**TASK OBJECTIVE**
Extract every line below that contains the word "garaget".

**EXERCISE MATERIAL**

----

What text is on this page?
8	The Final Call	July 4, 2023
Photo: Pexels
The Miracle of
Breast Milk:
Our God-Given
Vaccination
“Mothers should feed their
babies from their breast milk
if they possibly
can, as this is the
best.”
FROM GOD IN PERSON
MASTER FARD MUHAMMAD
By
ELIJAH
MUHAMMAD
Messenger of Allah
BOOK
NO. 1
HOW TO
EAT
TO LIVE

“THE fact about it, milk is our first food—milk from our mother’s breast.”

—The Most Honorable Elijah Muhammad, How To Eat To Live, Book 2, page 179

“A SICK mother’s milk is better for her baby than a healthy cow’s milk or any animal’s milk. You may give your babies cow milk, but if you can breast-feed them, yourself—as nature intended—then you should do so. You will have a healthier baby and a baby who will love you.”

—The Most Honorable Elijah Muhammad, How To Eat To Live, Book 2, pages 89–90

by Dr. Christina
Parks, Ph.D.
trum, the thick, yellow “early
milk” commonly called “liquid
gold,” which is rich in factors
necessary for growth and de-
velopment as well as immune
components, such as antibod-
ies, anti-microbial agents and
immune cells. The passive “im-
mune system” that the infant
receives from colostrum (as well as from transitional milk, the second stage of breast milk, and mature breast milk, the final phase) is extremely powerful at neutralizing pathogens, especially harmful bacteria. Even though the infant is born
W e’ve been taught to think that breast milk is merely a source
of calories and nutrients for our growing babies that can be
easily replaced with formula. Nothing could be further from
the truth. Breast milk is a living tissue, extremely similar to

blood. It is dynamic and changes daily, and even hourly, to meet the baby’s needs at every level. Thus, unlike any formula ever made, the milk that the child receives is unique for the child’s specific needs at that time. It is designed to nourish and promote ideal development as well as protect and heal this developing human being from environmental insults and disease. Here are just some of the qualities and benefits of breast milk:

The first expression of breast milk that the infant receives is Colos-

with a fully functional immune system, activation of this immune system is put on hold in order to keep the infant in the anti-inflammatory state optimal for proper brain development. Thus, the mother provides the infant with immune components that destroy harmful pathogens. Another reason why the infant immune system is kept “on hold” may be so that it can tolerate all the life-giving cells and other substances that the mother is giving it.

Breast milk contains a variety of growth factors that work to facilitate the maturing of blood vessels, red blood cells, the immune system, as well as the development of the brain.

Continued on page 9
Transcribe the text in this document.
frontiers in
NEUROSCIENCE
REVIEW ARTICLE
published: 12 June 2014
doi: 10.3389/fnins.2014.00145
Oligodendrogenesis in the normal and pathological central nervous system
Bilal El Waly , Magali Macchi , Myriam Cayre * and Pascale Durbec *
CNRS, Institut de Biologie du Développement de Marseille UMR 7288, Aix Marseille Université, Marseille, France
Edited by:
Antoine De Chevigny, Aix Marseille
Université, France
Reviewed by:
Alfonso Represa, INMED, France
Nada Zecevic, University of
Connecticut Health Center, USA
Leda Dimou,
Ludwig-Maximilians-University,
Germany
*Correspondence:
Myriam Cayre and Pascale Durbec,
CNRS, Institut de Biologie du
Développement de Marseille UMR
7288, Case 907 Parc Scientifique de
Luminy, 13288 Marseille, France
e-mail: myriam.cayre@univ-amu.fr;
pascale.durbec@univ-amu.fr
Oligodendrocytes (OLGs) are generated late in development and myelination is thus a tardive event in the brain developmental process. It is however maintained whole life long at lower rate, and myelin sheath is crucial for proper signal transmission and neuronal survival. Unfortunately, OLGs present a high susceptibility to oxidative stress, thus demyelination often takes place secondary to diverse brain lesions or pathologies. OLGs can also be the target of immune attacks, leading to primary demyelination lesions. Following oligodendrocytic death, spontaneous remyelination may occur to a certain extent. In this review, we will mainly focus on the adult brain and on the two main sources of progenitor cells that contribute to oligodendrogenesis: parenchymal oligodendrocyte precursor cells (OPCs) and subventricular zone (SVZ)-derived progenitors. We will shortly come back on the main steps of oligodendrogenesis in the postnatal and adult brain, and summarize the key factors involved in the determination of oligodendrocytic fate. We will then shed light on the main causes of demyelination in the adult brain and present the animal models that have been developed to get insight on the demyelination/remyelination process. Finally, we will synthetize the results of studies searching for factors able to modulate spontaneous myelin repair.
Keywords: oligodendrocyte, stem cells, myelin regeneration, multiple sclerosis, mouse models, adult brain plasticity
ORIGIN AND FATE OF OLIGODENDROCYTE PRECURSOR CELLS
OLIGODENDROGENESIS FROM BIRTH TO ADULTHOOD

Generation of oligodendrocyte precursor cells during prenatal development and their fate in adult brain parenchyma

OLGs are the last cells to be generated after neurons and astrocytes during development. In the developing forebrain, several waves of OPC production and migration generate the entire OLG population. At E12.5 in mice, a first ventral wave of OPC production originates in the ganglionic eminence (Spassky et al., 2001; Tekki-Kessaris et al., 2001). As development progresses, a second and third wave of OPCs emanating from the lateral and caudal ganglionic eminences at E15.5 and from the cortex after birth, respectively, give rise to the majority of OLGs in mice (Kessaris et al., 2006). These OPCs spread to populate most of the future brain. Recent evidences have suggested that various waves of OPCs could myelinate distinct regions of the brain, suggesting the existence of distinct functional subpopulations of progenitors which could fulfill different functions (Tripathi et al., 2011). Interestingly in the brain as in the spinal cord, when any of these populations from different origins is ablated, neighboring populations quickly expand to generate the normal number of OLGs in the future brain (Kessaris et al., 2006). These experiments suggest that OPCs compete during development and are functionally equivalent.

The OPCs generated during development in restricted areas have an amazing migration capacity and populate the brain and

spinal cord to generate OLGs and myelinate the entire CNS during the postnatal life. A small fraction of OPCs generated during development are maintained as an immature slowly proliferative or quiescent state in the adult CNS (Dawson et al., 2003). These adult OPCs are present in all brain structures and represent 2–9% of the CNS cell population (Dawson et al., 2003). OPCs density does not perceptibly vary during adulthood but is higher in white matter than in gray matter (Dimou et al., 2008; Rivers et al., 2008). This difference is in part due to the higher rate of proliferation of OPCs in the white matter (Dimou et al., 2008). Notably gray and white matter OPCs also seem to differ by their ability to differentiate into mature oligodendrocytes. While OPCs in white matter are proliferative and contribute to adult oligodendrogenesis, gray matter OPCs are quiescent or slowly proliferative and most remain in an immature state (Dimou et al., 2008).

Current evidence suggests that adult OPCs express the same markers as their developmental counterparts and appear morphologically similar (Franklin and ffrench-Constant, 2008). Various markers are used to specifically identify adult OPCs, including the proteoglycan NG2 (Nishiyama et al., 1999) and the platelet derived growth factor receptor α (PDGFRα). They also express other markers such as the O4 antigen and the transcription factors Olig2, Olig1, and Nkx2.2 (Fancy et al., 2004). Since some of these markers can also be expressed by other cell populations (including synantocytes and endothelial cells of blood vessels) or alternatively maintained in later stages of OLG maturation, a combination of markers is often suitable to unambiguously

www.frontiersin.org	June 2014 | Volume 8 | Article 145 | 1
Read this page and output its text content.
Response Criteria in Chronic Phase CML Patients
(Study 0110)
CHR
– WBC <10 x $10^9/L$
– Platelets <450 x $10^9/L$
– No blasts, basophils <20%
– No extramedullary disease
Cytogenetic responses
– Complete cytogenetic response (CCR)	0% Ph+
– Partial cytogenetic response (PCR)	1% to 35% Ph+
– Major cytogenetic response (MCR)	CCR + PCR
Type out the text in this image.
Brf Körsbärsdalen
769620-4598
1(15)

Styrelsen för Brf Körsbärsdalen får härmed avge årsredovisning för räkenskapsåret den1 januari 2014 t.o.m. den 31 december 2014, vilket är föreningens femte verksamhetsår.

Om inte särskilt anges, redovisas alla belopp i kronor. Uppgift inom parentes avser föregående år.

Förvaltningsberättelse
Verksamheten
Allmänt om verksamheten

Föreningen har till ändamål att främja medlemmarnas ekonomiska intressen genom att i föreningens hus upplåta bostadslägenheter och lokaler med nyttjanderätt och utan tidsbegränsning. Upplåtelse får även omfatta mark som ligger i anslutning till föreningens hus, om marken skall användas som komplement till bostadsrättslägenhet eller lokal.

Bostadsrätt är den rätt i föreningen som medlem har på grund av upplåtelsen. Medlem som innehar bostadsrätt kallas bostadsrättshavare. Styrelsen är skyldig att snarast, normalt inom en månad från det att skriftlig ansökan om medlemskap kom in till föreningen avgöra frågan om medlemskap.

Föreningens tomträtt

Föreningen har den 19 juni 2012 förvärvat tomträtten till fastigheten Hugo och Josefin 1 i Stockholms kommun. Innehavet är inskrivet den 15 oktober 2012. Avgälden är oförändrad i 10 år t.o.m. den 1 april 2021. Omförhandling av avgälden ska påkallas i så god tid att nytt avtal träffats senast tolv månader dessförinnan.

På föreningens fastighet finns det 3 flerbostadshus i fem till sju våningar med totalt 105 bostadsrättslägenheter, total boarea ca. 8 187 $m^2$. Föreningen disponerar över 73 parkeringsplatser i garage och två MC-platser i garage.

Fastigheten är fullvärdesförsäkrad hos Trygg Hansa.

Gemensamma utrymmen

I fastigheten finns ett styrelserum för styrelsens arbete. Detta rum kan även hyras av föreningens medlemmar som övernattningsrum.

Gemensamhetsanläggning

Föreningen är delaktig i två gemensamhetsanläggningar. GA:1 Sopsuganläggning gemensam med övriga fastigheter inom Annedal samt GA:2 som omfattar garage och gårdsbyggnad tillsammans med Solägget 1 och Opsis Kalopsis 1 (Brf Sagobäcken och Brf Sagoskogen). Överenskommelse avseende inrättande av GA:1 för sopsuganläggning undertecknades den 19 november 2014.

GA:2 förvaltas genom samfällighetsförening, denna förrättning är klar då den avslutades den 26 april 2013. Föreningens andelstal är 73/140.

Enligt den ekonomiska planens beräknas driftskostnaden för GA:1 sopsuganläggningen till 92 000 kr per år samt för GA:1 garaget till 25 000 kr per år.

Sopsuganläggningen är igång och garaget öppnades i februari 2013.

----

**FINISHED TASK**
Enligt den ekonomiska planens beräknas driftskostnaden för GA:1 sopsuganläggningen till 92 000 kr per år samt för GA:1 garaget till 25 000 kr per år.
Sopsuganläggningen är igång och garaget öppnades i februari 2013.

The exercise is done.